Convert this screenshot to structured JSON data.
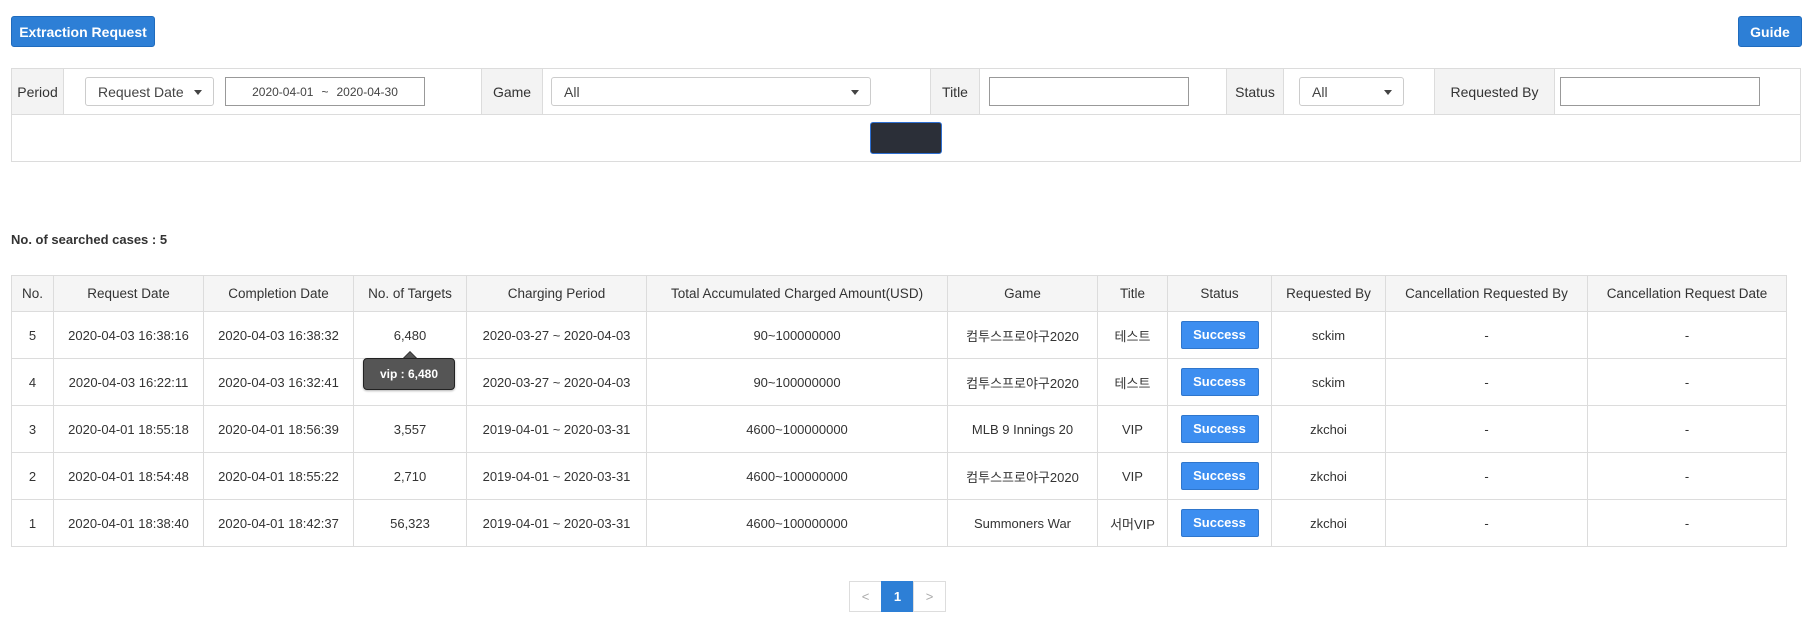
{
  "toolbar": {
    "extract_label": "Extraction Request",
    "guide_label": "Guide"
  },
  "filters": {
    "period_label": "Period",
    "period_type": "Request Date",
    "date_from": "2020-04-01",
    "date_sep": "~",
    "date_to": "2020-04-30",
    "game_label": "Game",
    "game_value": "All",
    "title_label": "Title",
    "title_value": "",
    "status_label": "Status",
    "status_value": "All",
    "requested_by_label": "Requested By",
    "requested_by_value": ""
  },
  "summary": {
    "count_text": "No. of searched cases : 5"
  },
  "table": {
    "headers": [
      "No.",
      "Request Date",
      "Completion Date",
      "No. of Targets",
      "Charging Period",
      "Total Accumulated Charged Amount(USD)",
      "Game",
      "Title",
      "Status",
      "Requested By",
      "Cancellation Requested By",
      "Cancellation Request Date"
    ],
    "rows": [
      {
        "no": "5",
        "request_date": "2020-04-03 16:38:16",
        "completion_date": "2020-04-03 16:38:32",
        "targets": "6,480",
        "charging_period": "2020-03-27 ~ 2020-04-03",
        "amount": "90~100000000",
        "game": "컴투스프로야구2020",
        "title": "테스트",
        "status": "Success",
        "requested_by": "sckim",
        "cancel_by": "-",
        "cancel_date": "-"
      },
      {
        "no": "4",
        "request_date": "2020-04-03 16:22:11",
        "completion_date": "2020-04-03 16:32:41",
        "targets": "",
        "charging_period": "2020-03-27 ~ 2020-04-03",
        "amount": "90~100000000",
        "game": "컴투스프로야구2020",
        "title": "테스트",
        "status": "Success",
        "requested_by": "sckim",
        "cancel_by": "-",
        "cancel_date": "-"
      },
      {
        "no": "3",
        "request_date": "2020-04-01 18:55:18",
        "completion_date": "2020-04-01 18:56:39",
        "targets": "3,557",
        "charging_period": "2019-04-01 ~ 2020-03-31",
        "amount": "4600~100000000",
        "game": "MLB 9 Innings 20",
        "title": "VIP",
        "status": "Success",
        "requested_by": "zkchoi",
        "cancel_by": "-",
        "cancel_date": "-"
      },
      {
        "no": "2",
        "request_date": "2020-04-01 18:54:48",
        "completion_date": "2020-04-01 18:55:22",
        "targets": "2,710",
        "charging_period": "2019-04-01 ~ 2020-03-31",
        "amount": "4600~100000000",
        "game": "컴투스프로야구2020",
        "title": "VIP",
        "status": "Success",
        "requested_by": "zkchoi",
        "cancel_by": "-",
        "cancel_date": "-"
      },
      {
        "no": "1",
        "request_date": "2020-04-01 18:38:40",
        "completion_date": "2020-04-01 18:42:37",
        "targets": "56,323",
        "charging_period": "2019-04-01 ~ 2020-03-31",
        "amount": "4600~100000000",
        "game": "Summoners War",
        "title": "서머VIP",
        "status": "Success",
        "requested_by": "zkchoi",
        "cancel_by": "-",
        "cancel_date": "-"
      }
    ]
  },
  "tooltip": {
    "text": "vip : 6,480"
  },
  "pagination": {
    "prev": "<",
    "current": "1",
    "next": ">"
  },
  "colors": {
    "primary": "#2d7fd6",
    "status_success": "#3d8ef0",
    "search_button": "#2b2f38"
  }
}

===

Given instruction: Set down the records in full and exactly. Do not carry over any image.

Correct result:
Convert this screenshot to structured JSON data.
{
  "toolbar": {
    "extract_label": "Extraction Request",
    "guide_label": "Guide"
  },
  "filters": {
    "period_label": "Period",
    "period_type": "Request Date",
    "date_from": "2020-04-01",
    "date_sep": "~",
    "date_to": "2020-04-30",
    "game_label": "Game",
    "game_value": "All",
    "title_label": "Title",
    "title_value": "",
    "status_label": "Status",
    "status_value": "All",
    "requested_by_label": "Requested By",
    "requested_by_value": ""
  },
  "summary": {
    "count_text": "No. of searched cases : 5"
  },
  "table": {
    "headers": [
      "No.",
      "Request Date",
      "Completion Date",
      "No. of Targets",
      "Charging Period",
      "Total Accumulated Charged Amount(USD)",
      "Game",
      "Title",
      "Status",
      "Requested By",
      "Cancellation Requested By",
      "Cancellation Request Date"
    ],
    "rows": [
      {
        "no": "5",
        "request_date": "2020-04-03 16:38:16",
        "completion_date": "2020-04-03 16:38:32",
        "targets": "6,480",
        "charging_period": "2020-03-27 ~ 2020-04-03",
        "amount": "90~100000000",
        "game": "컴투스프로야구2020",
        "title": "테스트",
        "status": "Success",
        "requested_by": "sckim",
        "cancel_by": "-",
        "cancel_date": "-"
      },
      {
        "no": "4",
        "request_date": "2020-04-03 16:22:11",
        "completion_date": "2020-04-03 16:32:41",
        "targets": "",
        "charging_period": "2020-03-27 ~ 2020-04-03",
        "amount": "90~100000000",
        "game": "컴투스프로야구2020",
        "title": "테스트",
        "status": "Success",
        "requested_by": "sckim",
        "cancel_by": "-",
        "cancel_date": "-"
      },
      {
        "no": "3",
        "request_date": "2020-04-01 18:55:18",
        "completion_date": "2020-04-01 18:56:39",
        "targets": "3,557",
        "charging_period": "2019-04-01 ~ 2020-03-31",
        "amount": "4600~100000000",
        "game": "MLB 9 Innings 20",
        "title": "VIP",
        "status": "Success",
        "requested_by": "zkchoi",
        "cancel_by": "-",
        "cancel_date": "-"
      },
      {
        "no": "2",
        "request_date": "2020-04-01 18:54:48",
        "completion_date": "2020-04-01 18:55:22",
        "targets": "2,710",
        "charging_period": "2019-04-01 ~ 2020-03-31",
        "amount": "4600~100000000",
        "game": "컴투스프로야구2020",
        "title": "VIP",
        "status": "Success",
        "requested_by": "zkchoi",
        "cancel_by": "-",
        "cancel_date": "-"
      },
      {
        "no": "1",
        "request_date": "2020-04-01 18:38:40",
        "completion_date": "2020-04-01 18:42:37",
        "targets": "56,323",
        "charging_period": "2019-04-01 ~ 2020-03-31",
        "amount": "4600~100000000",
        "game": "Summoners War",
        "title": "서머VIP",
        "status": "Success",
        "requested_by": "zkchoi",
        "cancel_by": "-",
        "cancel_date": "-"
      }
    ]
  },
  "tooltip": {
    "text": "vip : 6,480"
  },
  "pagination": {
    "prev": "<",
    "current": "1",
    "next": ">"
  },
  "colors": {
    "primary": "#2d7fd6",
    "status_success": "#3d8ef0",
    "search_button": "#2b2f38"
  }
}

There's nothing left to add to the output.